Copy every line that holds "gostiju".

-- start of DATA EXTRACT --

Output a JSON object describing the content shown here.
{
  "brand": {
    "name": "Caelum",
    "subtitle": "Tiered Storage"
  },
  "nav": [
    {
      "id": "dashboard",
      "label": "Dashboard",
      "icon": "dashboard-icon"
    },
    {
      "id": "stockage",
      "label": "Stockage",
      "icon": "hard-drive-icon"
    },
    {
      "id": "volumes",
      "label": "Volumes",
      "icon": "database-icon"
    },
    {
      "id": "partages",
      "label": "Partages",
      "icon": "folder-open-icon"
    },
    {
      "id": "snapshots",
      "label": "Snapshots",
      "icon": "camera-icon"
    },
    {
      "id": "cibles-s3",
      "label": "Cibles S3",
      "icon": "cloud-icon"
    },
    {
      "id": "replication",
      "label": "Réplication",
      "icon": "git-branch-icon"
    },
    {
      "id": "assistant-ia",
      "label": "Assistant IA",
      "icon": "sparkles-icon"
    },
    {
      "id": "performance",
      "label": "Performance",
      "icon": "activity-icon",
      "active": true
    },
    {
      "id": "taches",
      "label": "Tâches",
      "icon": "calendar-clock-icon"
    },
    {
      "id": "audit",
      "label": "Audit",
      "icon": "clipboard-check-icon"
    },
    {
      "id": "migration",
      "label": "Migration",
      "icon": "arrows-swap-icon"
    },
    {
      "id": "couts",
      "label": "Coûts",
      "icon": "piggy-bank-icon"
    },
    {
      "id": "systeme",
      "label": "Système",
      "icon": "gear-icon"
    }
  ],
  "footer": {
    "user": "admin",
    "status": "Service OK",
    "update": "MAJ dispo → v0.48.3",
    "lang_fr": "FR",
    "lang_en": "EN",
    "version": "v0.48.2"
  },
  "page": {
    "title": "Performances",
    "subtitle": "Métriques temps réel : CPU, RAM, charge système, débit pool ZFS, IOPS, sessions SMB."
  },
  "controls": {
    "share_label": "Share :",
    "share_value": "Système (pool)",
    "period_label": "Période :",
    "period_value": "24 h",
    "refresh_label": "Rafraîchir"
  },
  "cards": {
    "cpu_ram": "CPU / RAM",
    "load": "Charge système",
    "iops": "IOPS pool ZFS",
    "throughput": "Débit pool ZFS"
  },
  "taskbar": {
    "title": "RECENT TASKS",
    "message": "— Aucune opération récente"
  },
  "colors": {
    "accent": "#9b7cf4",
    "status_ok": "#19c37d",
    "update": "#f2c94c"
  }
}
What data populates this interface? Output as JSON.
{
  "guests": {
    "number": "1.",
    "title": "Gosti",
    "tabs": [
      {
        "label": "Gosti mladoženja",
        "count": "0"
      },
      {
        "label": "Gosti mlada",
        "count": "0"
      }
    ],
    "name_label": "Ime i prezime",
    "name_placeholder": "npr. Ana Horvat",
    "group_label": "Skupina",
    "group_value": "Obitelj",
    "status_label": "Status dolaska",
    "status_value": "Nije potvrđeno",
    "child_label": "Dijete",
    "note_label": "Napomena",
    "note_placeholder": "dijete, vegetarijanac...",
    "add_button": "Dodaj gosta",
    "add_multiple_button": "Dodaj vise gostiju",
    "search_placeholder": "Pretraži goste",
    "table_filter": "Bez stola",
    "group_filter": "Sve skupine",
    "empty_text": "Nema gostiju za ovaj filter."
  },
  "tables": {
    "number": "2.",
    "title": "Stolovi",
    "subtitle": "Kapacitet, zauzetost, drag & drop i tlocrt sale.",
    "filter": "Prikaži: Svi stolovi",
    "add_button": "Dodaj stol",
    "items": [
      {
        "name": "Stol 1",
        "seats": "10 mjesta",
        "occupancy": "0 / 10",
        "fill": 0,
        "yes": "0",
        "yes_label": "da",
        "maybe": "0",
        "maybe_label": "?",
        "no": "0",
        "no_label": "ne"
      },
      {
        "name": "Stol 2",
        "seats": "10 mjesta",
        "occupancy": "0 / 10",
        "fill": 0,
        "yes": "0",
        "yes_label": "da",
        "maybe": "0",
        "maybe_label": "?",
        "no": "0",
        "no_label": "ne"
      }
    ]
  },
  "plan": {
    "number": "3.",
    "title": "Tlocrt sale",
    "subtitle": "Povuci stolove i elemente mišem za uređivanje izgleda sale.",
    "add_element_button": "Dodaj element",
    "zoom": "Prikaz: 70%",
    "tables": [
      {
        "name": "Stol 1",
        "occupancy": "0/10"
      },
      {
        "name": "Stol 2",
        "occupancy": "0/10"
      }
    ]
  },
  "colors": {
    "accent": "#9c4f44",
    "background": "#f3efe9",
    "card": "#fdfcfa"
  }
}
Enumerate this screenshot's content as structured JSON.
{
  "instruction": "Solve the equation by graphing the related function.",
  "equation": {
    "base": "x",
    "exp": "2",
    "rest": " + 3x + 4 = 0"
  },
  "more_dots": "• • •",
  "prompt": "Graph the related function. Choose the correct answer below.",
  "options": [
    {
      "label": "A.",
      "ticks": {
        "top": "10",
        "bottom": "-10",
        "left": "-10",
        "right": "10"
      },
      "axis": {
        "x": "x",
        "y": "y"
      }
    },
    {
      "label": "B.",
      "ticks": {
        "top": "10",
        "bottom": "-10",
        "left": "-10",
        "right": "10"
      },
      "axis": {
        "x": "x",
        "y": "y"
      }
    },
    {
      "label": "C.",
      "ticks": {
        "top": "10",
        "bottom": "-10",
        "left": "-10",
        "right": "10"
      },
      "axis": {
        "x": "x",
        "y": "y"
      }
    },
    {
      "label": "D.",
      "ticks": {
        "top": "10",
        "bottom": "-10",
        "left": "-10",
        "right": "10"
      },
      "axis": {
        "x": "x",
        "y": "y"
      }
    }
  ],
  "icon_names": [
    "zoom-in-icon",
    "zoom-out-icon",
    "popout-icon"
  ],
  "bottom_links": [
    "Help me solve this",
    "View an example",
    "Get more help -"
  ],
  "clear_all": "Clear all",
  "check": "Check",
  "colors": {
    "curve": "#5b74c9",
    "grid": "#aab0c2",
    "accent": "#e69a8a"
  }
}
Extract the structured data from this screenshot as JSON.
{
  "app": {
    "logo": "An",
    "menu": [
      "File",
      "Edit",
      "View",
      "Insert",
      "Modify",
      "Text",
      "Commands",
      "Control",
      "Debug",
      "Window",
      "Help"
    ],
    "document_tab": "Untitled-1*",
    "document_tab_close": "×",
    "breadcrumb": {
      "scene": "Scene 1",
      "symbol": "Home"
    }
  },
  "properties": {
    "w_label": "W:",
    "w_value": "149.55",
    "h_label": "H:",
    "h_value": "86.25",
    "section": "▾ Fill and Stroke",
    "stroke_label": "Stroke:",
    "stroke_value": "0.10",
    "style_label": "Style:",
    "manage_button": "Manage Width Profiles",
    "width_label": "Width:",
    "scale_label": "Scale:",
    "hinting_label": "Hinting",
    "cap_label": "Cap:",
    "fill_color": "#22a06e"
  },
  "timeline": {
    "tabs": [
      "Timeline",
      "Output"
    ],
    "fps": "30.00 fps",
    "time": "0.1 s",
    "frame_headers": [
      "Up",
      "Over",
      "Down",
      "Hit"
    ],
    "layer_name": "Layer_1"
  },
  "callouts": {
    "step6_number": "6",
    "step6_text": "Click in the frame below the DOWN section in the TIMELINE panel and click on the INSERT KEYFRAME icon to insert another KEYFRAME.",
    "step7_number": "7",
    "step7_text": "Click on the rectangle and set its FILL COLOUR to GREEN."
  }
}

-- end of DATA EXTRACT --

* **COMPLETED EXERCISE**
    "add_multiple_button": "Dodaj vise gostiju",
    "empty_text": "Nema gostiju za ovaj filter."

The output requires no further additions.